_Short problem_. Restate all of the entries exactly, dropping any pictures they hold.

_Records to use_.
— Start —

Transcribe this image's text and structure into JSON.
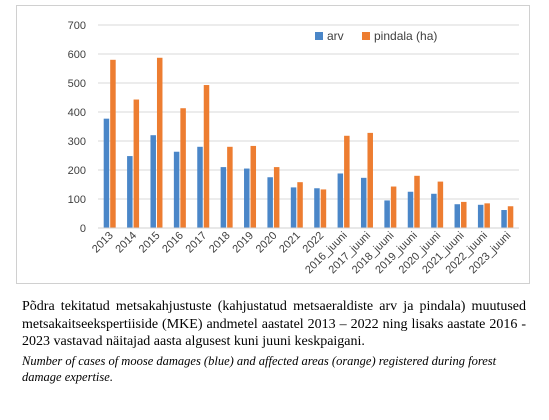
{
  "chart_data": {
    "type": "bar",
    "categories": [
      "2013",
      "2014",
      "2015",
      "2016",
      "2017",
      "2018",
      "2019",
      "2020",
      "2021",
      "2022",
      "2016_juuni",
      "2017_juuni",
      "2018_juuni",
      "2019_juuni",
      "2020_juuni",
      "2021_juuni",
      "2022_juuni",
      "2023_juuni"
    ],
    "series": [
      {
        "name": "arv",
        "color": "#4a86c8",
        "values": [
          377,
          248,
          320,
          263,
          280,
          210,
          205,
          175,
          140,
          137,
          188,
          173,
          95,
          125,
          118,
          82,
          80,
          62
        ]
      },
      {
        "name": "pindala (ha)",
        "color": "#ed7d31",
        "values": [
          580,
          443,
          587,
          413,
          493,
          280,
          283,
          210,
          158,
          133,
          318,
          328,
          143,
          180,
          160,
          90,
          85,
          75
        ]
      }
    ],
    "title": "",
    "xlabel": "",
    "ylabel": "",
    "ylim": [
      0,
      700
    ],
    "yticks": [
      0,
      100,
      200,
      300,
      400,
      500,
      600,
      700
    ],
    "grid": true,
    "legend_position": "top-right"
  },
  "caption": {
    "estonian": "Põdra tekitatud metsakahjustuste (kahjustatud metsaeraldiste arv ja pindala) muutused metsakaitseekspertiiside (MKE) andmetel aastatel 2013 – 2022 ning lisaks aastate 2016 - 2023 vastavad näitajad aasta algusest kuni juuni keskpaigani.",
    "english": "Number of cases of moose damages (blue) and affected areas (orange) registered during forest damage expertise."
  }
}
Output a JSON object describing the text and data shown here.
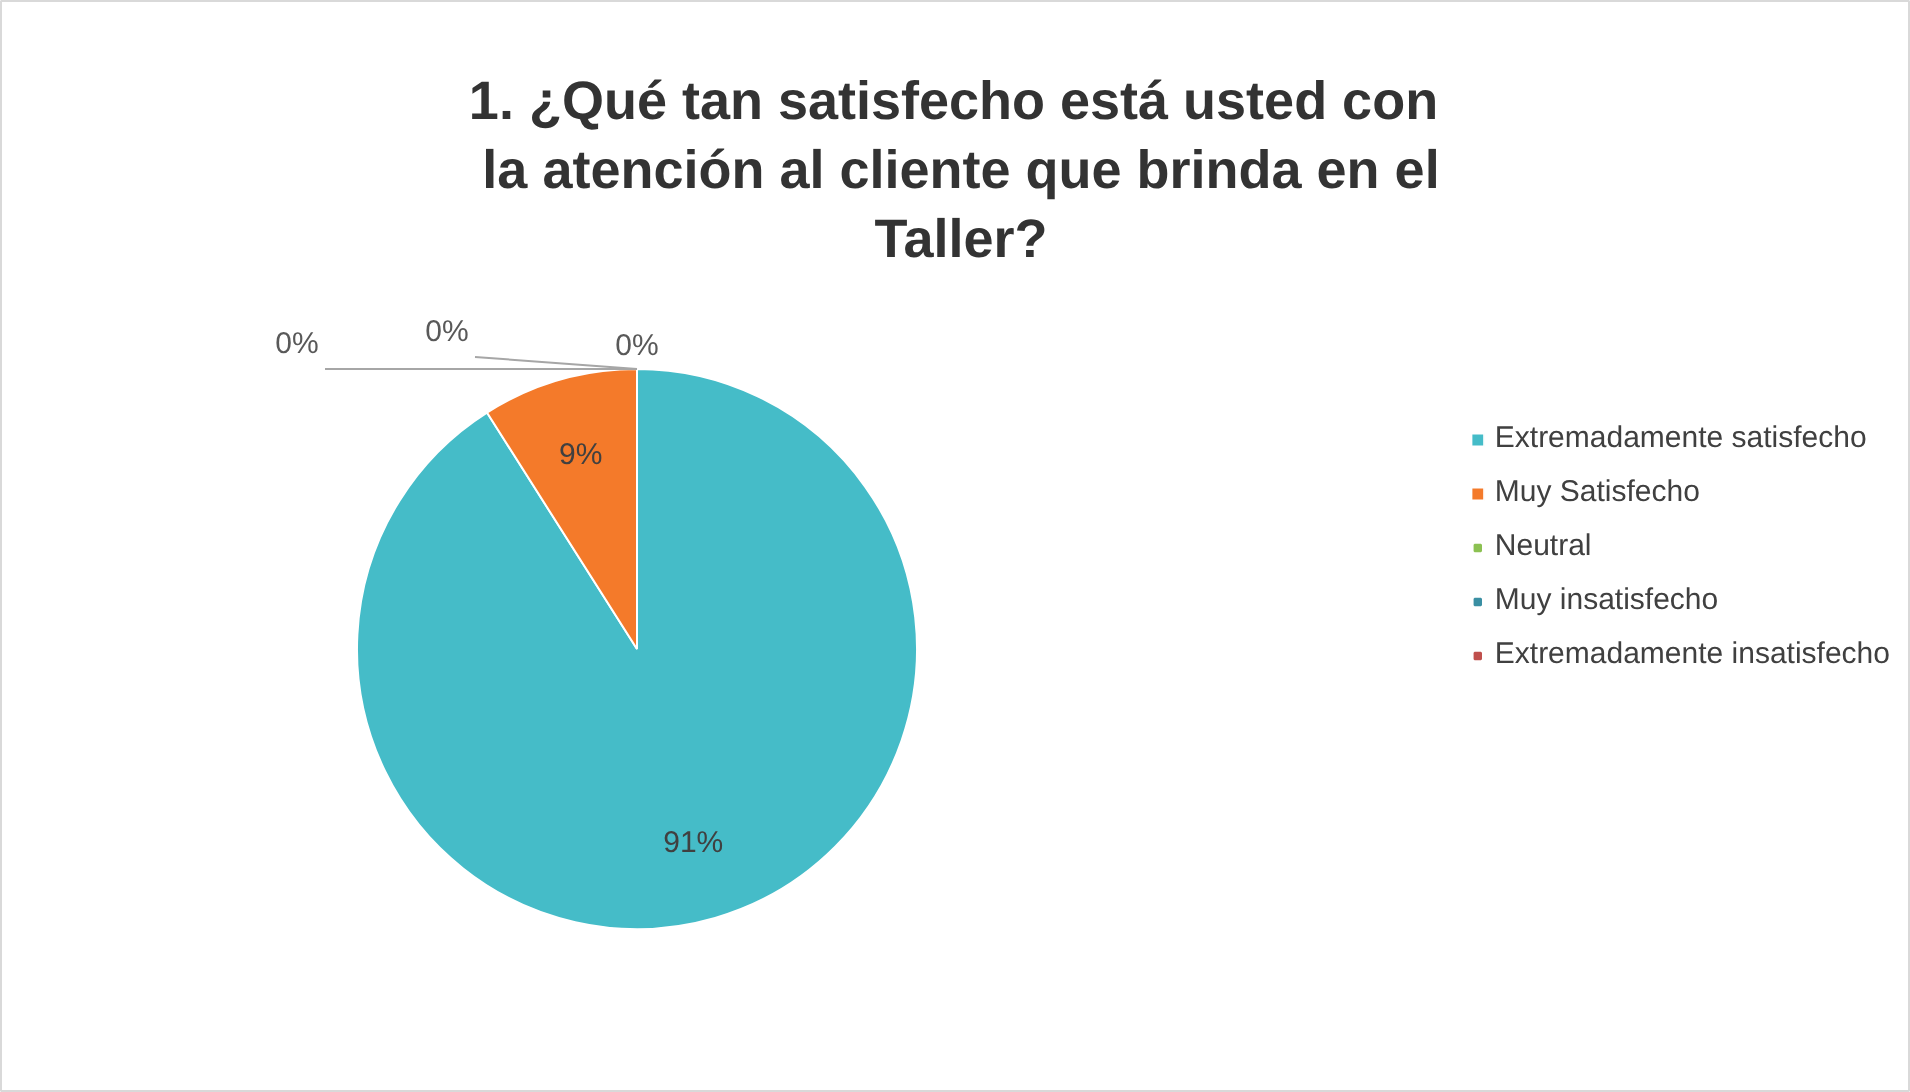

— End —

_Final result_.
Transcribe this image's text and structure into JSON.
{
  "chart_data": {
    "type": "bar",
    "categories": [
      "2013",
      "2014",
      "2015",
      "2016",
      "2017",
      "2018",
      "2019",
      "2020",
      "2021",
      "2022",
      "2016_juuni",
      "2017_juuni",
      "2018_juuni",
      "2019_juuni",
      "2020_juuni",
      "2021_juuni",
      "2022_juuni",
      "2023_juuni"
    ],
    "series": [
      {
        "name": "arv",
        "color": "#4a86c8",
        "values": [
          377,
          248,
          320,
          263,
          280,
          210,
          205,
          175,
          140,
          137,
          188,
          173,
          95,
          125,
          118,
          82,
          80,
          62
        ]
      },
      {
        "name": "pindala (ha)",
        "color": "#ed7d31",
        "values": [
          580,
          443,
          587,
          413,
          493,
          280,
          283,
          210,
          158,
          133,
          318,
          328,
          143,
          180,
          160,
          90,
          85,
          75
        ]
      }
    ],
    "title": "",
    "xlabel": "",
    "ylabel": "",
    "ylim": [
      0,
      700
    ],
    "yticks": [
      0,
      100,
      200,
      300,
      400,
      500,
      600,
      700
    ],
    "grid": true,
    "legend_position": "top-right"
  },
  "caption": {
    "estonian": "Põdra tekitatud metsakahjustuste (kahjustatud metsaeraldiste arv ja pindala) muutused metsakaitseekspertiiside (MKE) andmetel aastatel 2013 – 2022 ning lisaks aastate 2016 - 2023 vastavad näitajad aasta algusest kuni juuni keskpaigani.",
    "english": "Number of cases of moose damages (blue) and affected areas (orange) registered during forest damage expertise."
  }
}
Output a JSON object describing the text and data shown here.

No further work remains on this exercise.